Task statement. Go through the records and show each line where the word "kerak" occurs.

═════ Input records ═════

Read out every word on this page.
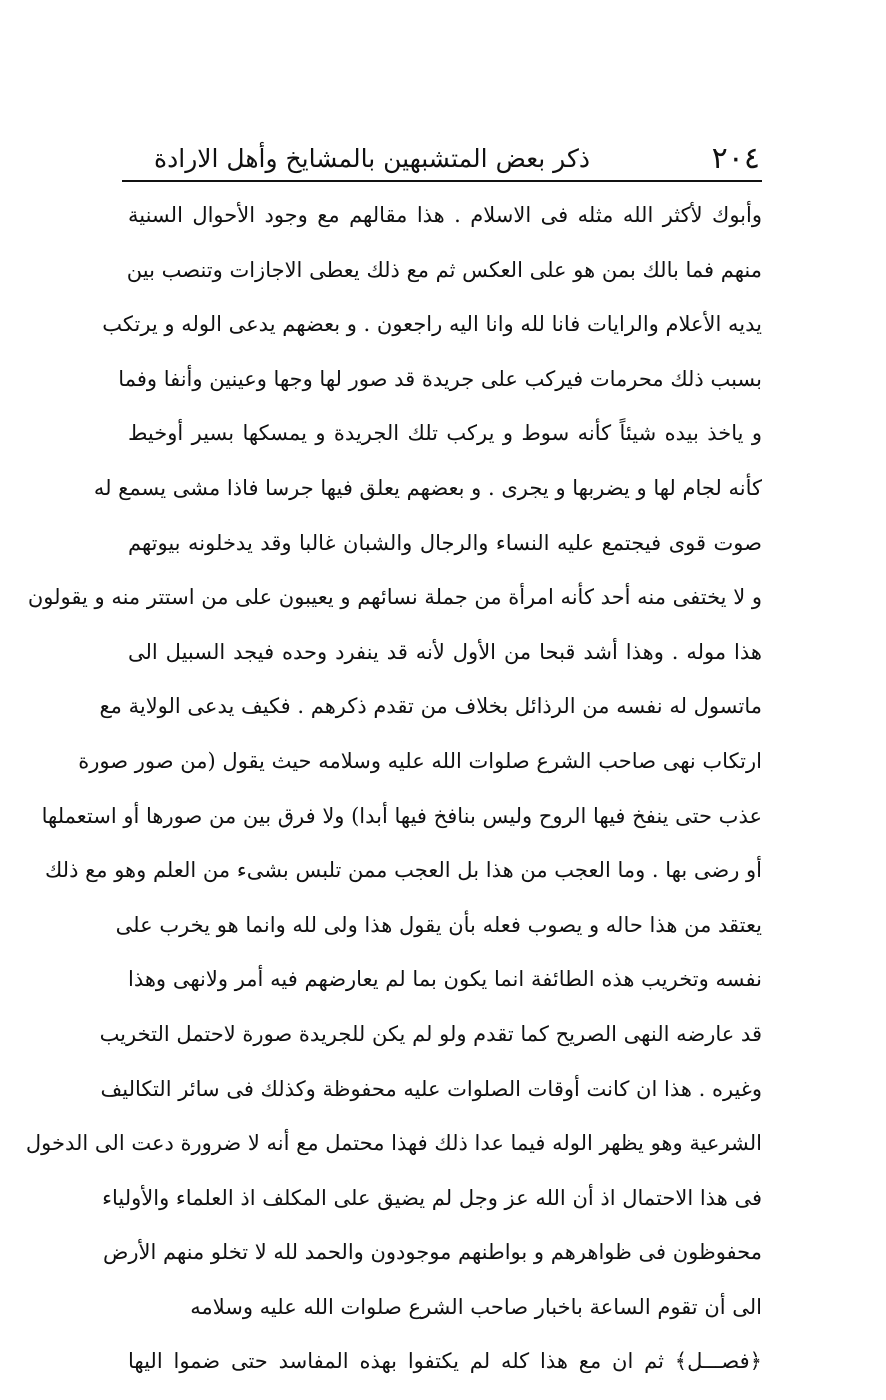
٢٠٤
ذكر بعض المتشبهين بالمشايخ وأهل الارادة
وأبوك لأكثر الله مثله فى الاسلام . هذا مقالهم مع وجود الأحوال السنية
منهم فما بالك بمن هو على العكس ثم مع ذلك يعطى الاجازات وتنصب بين
يديه الأعلام والرايات فانا لله وانا اليه راجعون . و بعضهم يدعى الوله و يرتكب
بسبب ذلك محرمات فيركب على جريدة قد صور لها وجها وعينين وأنفا وفما
و ياخذ بيده شيئاً كأنه سوط و يركب تلك الجريدة و يمسكها بسير أوخيط
كأنه لجام لها و يضربها و يجرى . و بعضهم يعلق فيها جرسا فاذا مشى يسمع له
صوت قوى فيجتمع عليه النساء والرجال والشبان غالبا وقد يدخلونه بيوتهم
و لا يختفى منه أحد كأنه امرأة من جملة نسائهم و يعيبون على من استتر منه و يقولون
هذا موله . وهذا أشد قبحا من الأول لأنه قد ينفرد وحده فيجد السبيل الى
ماتسول له نفسه من الرذائل بخلاف من تقدم ذكرهم . فكيف يدعى الولاية مع
ارتكاب نهى صاحب الشرع صلوات الله عليه وسلامه حيث يقول (من صور صورة
عذب حتى ينفخ فيها الروح وليس بنافخ فيها أبدا) ولا فرق بين من صورها أو استعملها
أو رضى بها . وما العجب من هذا بل العجب ممن تلبس بشىء من العلم وهو مع ذلك
يعتقد من هذا حاله و يصوب فعله بأن يقول هذا ولى لله وانما هو يخرب على
نفسه وتخريب هذه الطائفة انما يكون بما لم يعارضهم فيه أمر ولانهى وهذا
قد عارضه النهى الصريح كما تقدم ولو لم يكن للجريدة صورة لاحتمل التخريب
وغيره . هذا ان كانت أوقات الصلوات عليه محفوظة وكذلك فى سائر التكاليف
الشرعية وهو يظهر الوله فيما عدا ذلك فهذا محتمل مع أنه لا ضرورة دعت الى الدخول
فى هذا الاحتمال اذ أن الله عز وجل لم يضيق على المكلف اذ العلماء والأولياء
محفوظون فى ظواهرهم و بواطنهم موجودون والحمد لله لا تخلو منهم الأرض
الى أن تقوم الساعة باخبار صاحب الشرع صلوات الله عليه وسلامه
﴿فصـــل﴾ ثم ان مع هذا كله لم يكتفوا بهذه المفاسد حتى ضموا اليها
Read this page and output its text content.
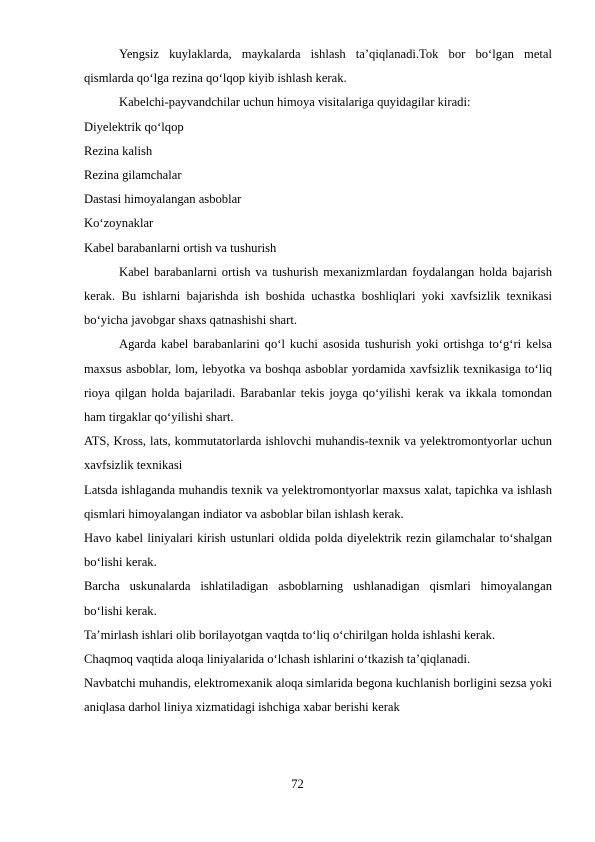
Yengsiz kuylaklarda, maykalarda ishlash ta’qiqlanadi.Tok bor bo‘lgan metal qismlarda qo‘lga rezina qo‘lqop kiyib ishlash kerak.

Kabelchi-payvandchilar uchun himoya visitalariga quyidagilar kiradi:

Diyelektrik qo‘lqop

Rezina kalish

Rezina gilamchalar

Dastasi himoyalangan asboblar

Ko‘zoynaklar

Kabel barabanlarni ortish va tushurish

Kabel barabanlarni ortish va tushurish mexanizmlardan foydalangan holda bajarish kerak. Bu ishlarni bajarishda ish boshida uchastka boshliqlari yoki xavfsizlik texnikasi bo‘yicha javobgar shaxs qatnashishi shart.

Agarda kabel barabanlarini qo‘l kuchi asosida tushurish yoki ortishga to‘g‘ri kelsa maxsus asboblar, lom, lebyotka va boshqa asboblar yordamida xavfsizlik texnikasiga to‘liq rioya qilgan holda bajariladi. Barabanlar tekis joyga qo‘yilishi kerak va ikkala tomondan ham tirgaklar qo‘yilishi shart.

ATS, Kross, lats, kommutatorlarda ishlovchi muhandis-texnik va yelektromontyorlar uchun xavfsizlik texnikasi

Latsda ishlaganda muhandis texnik va yelektromontyorlar maxsus xalat, tapichka va ishlash qismlari himoyalangan indiator va asboblar bilan ishlash kerak.

Havo kabel liniyalari kirish ustunlari oldida polda diyelektrik rezin gilamchalar to‘shalgan bo‘lishi kerak.

Barcha uskunalarda ishlatiladigan asboblarning ushlanadigan qismlari himoyalangan bo‘lishi kerak.

Ta’mirlash ishlari olib borilayotgan vaqtda to‘liq o‘chirilgan holda ishlashi kerak.

Chaqmoq vaqtida aloqa liniyalarida o‘lchash ishlarini o‘tkazish ta’qiqlanadi.

Navbatchi muhandis, elektromexanik aloqa simlarida begona kuchlanish borligini sezsa yoki aniqlasa darhol liniya xizmatidagi ishchiga xabar berishi kerak

72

═════

Exercise solution.
Yengsiz kuylaklarda, maykalarda ishlash ta’qiqlanadi.Tok bor bo‘lgan metal qismlarda qo‘lga rezina qo‘lqop kiyib ishlash kerak.
Kabel barabanlarni ortish va tushurish mexanizmlardan foydalangan holda bajarish kerak. Bu ishlarni bajarishda ish boshida uchastka boshliqlari yoki xavfsizlik texnikasi bo‘yicha javobgar shaxs qatnashishi shart.
Agarda kabel barabanlarini qo‘l kuchi asosida tushurish yoki ortishga to‘g‘ri kelsa maxsus asboblar, lom, lebyotka va boshqa asboblar yordamida xavfsizlik texnikasiga to‘liq rioya qilgan holda bajariladi. Barabanlar tekis joyga qo‘yilishi kerak va ikkala tomondan ham tirgaklar qo‘yilishi shart.
Latsda ishlaganda muhandis texnik va yelektromontyorlar maxsus xalat, tapichka va ishlash qismlari himoyalangan indiator va asboblar bilan ishlash kerak.
Havo kabel liniyalari kirish ustunlari oldida polda diyelektrik rezin gilamchalar to‘shalgan bo‘lishi kerak.
Barcha uskunalarda ishlatiladigan asboblarning ushlanadigan qismlari himoyalangan bo‘lishi kerak.
Ta’mirlash ishlari olib borilayotgan vaqtda to‘liq o‘chirilgan holda ishlashi kerak.
Navbatchi muhandis, elektromexanik aloqa simlarida begona kuchlanish borligini sezsa yoki aniqlasa darhol liniya xizmatidagi ishchiga xabar berishi kerak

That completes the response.